» The request:
Extract all lines in the data that contain the word "threshold".

» Data provided:
------------
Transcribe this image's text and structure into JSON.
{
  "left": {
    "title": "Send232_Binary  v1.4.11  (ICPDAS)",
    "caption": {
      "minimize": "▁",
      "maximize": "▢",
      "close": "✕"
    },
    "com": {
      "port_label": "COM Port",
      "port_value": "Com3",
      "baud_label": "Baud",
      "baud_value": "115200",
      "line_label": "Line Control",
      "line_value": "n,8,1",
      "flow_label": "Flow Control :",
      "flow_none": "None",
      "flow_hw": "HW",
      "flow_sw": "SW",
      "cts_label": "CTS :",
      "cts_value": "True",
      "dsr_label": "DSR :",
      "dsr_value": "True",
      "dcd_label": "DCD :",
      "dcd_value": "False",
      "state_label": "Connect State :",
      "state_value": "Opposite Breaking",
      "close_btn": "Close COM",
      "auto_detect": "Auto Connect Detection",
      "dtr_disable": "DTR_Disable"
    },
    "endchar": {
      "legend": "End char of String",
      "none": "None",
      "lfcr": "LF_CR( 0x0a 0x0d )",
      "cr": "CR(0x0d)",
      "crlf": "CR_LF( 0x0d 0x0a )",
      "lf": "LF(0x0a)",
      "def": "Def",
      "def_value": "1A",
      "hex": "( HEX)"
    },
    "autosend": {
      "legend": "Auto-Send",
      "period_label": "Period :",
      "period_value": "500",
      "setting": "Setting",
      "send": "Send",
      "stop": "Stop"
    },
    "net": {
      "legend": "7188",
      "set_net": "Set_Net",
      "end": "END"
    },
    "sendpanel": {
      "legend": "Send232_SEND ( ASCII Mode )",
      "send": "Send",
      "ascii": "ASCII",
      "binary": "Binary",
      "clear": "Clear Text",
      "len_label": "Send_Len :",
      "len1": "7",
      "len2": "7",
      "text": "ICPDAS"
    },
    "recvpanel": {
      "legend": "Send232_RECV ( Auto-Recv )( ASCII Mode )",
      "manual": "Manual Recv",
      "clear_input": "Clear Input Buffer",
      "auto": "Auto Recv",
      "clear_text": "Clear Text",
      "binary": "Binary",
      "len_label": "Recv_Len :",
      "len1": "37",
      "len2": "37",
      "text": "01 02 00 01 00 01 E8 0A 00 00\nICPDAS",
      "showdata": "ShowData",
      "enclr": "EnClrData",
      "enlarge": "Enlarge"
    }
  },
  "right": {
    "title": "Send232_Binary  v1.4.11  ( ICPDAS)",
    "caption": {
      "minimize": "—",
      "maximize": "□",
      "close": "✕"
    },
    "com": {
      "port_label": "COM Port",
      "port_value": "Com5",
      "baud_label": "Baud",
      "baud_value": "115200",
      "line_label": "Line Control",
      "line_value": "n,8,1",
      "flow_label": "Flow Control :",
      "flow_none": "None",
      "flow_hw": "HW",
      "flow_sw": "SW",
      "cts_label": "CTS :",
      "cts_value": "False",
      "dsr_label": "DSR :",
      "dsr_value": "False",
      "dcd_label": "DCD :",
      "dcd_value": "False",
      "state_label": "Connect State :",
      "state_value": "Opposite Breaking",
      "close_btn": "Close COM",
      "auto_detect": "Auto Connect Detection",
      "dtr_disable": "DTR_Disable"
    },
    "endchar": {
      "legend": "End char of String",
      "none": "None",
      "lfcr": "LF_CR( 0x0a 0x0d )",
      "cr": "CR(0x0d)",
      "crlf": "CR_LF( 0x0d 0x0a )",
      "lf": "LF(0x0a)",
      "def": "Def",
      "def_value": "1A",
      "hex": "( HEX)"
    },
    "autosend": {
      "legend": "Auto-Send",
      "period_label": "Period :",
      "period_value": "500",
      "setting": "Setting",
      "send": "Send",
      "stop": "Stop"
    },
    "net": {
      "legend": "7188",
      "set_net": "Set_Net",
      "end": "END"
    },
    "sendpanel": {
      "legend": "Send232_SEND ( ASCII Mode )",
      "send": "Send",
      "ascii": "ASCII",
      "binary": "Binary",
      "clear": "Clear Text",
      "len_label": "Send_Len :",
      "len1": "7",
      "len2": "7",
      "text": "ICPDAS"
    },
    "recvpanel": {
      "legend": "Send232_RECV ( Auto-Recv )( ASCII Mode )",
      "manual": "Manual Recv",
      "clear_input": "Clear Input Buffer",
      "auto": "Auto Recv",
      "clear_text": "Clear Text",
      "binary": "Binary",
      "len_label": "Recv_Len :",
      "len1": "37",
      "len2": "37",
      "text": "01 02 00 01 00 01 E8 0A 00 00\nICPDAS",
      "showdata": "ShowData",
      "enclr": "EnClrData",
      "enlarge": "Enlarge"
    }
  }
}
------------
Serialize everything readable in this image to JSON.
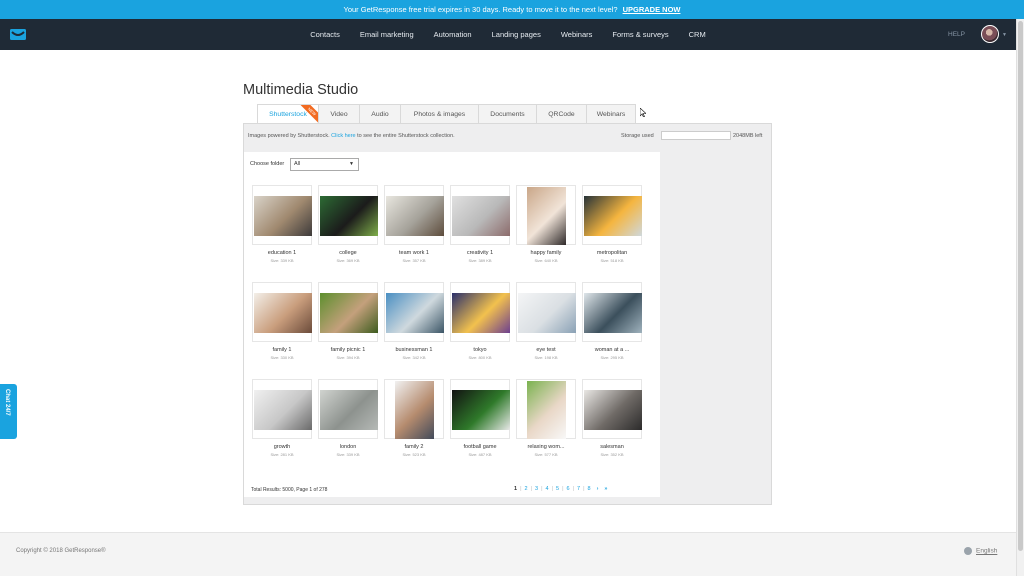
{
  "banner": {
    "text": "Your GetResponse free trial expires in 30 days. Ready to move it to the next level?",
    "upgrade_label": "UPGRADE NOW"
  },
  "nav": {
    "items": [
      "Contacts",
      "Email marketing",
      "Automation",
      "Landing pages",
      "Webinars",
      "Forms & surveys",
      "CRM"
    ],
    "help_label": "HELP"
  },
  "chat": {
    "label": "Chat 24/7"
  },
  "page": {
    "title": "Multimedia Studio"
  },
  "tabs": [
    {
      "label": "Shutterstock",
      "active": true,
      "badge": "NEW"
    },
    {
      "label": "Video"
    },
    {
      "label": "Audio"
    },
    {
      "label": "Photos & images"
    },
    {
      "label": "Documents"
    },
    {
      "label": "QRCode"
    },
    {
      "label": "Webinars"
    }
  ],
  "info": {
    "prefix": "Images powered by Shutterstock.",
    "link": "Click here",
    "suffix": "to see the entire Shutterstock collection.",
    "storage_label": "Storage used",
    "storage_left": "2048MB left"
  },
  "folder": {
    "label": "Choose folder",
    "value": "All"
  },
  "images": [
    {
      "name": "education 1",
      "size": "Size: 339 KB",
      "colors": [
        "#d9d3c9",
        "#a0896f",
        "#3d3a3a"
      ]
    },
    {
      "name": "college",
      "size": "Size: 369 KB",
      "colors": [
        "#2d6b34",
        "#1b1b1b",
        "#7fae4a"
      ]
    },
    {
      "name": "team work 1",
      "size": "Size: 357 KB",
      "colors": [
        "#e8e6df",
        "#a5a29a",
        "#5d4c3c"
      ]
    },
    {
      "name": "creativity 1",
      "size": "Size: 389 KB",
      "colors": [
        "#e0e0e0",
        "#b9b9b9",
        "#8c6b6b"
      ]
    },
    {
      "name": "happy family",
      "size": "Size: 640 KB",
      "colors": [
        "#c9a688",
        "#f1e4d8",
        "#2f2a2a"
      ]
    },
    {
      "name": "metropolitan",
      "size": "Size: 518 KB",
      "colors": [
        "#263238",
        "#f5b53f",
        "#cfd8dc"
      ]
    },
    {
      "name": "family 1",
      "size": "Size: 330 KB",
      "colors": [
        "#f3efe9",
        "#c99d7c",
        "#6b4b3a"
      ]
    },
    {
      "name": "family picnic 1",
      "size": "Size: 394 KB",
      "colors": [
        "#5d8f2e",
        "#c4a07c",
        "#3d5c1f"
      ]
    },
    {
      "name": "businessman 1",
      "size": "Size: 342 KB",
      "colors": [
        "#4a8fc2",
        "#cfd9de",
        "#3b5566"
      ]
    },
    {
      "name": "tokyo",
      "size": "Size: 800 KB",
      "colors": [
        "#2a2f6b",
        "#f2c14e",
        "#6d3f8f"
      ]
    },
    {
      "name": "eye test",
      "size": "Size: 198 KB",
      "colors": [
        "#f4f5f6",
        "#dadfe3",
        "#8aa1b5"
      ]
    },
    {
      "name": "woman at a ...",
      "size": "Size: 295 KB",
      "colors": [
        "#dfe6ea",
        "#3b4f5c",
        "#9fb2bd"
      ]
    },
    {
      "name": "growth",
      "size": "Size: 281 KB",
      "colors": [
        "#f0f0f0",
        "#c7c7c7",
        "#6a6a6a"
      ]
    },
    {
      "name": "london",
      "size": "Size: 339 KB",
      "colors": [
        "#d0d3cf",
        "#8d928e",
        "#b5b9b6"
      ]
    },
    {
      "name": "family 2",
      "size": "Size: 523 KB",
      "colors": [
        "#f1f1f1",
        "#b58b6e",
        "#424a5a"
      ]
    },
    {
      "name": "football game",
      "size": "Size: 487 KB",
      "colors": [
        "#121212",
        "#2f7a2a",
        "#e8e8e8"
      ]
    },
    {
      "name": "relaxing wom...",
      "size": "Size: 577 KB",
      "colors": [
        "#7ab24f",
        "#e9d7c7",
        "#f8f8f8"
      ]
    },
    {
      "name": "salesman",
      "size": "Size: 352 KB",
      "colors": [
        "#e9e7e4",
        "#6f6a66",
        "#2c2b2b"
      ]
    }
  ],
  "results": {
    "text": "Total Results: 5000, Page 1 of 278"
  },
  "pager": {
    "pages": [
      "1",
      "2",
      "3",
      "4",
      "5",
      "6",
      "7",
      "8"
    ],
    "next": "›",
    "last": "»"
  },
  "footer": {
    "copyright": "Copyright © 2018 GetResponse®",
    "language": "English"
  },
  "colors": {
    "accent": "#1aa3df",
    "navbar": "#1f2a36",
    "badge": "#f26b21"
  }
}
------------
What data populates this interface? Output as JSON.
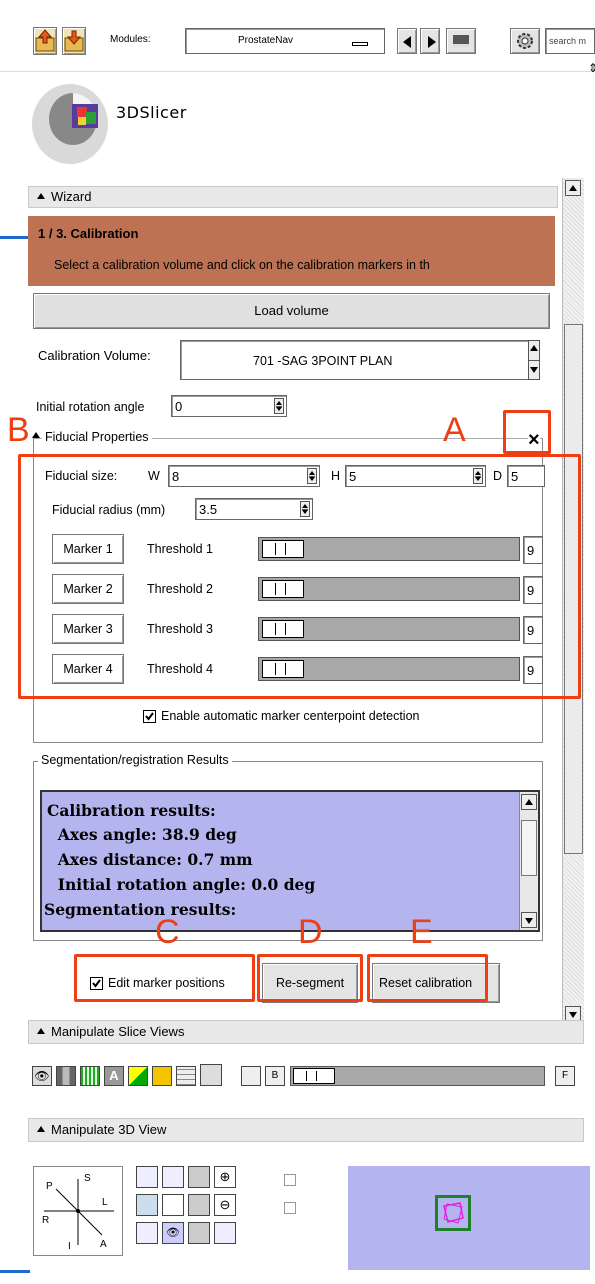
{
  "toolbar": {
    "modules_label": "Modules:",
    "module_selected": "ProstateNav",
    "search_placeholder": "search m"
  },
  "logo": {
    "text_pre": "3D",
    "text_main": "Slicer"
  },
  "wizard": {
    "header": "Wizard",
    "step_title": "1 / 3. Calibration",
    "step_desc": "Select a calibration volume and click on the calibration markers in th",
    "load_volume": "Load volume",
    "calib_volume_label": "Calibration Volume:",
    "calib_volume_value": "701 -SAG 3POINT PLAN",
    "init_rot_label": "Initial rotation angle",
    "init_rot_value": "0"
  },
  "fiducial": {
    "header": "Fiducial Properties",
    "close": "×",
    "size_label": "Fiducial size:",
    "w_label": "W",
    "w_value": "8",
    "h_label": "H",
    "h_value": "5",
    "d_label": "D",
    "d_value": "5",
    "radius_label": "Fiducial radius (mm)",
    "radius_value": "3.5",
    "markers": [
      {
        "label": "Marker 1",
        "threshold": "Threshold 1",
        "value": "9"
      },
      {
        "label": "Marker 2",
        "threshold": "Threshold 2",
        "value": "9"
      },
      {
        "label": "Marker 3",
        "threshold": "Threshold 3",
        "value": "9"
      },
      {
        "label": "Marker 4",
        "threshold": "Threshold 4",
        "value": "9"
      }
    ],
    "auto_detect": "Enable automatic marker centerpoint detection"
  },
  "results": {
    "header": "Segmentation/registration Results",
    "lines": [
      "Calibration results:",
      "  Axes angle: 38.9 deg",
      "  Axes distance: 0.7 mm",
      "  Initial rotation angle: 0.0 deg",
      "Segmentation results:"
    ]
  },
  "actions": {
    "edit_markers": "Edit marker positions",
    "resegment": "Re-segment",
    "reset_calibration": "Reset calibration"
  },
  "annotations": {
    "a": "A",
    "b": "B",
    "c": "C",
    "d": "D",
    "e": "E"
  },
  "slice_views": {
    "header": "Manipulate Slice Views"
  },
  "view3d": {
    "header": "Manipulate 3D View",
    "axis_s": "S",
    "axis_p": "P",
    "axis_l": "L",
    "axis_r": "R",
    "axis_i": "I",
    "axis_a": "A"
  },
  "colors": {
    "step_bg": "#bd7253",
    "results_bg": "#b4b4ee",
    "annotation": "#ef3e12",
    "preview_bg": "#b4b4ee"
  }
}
------------
» Answer to this task:
        "threshold": "Threshold 1",
        "threshold": "Threshold 2",
        "threshold": "Threshold 3",
        "threshold": "Threshold 4",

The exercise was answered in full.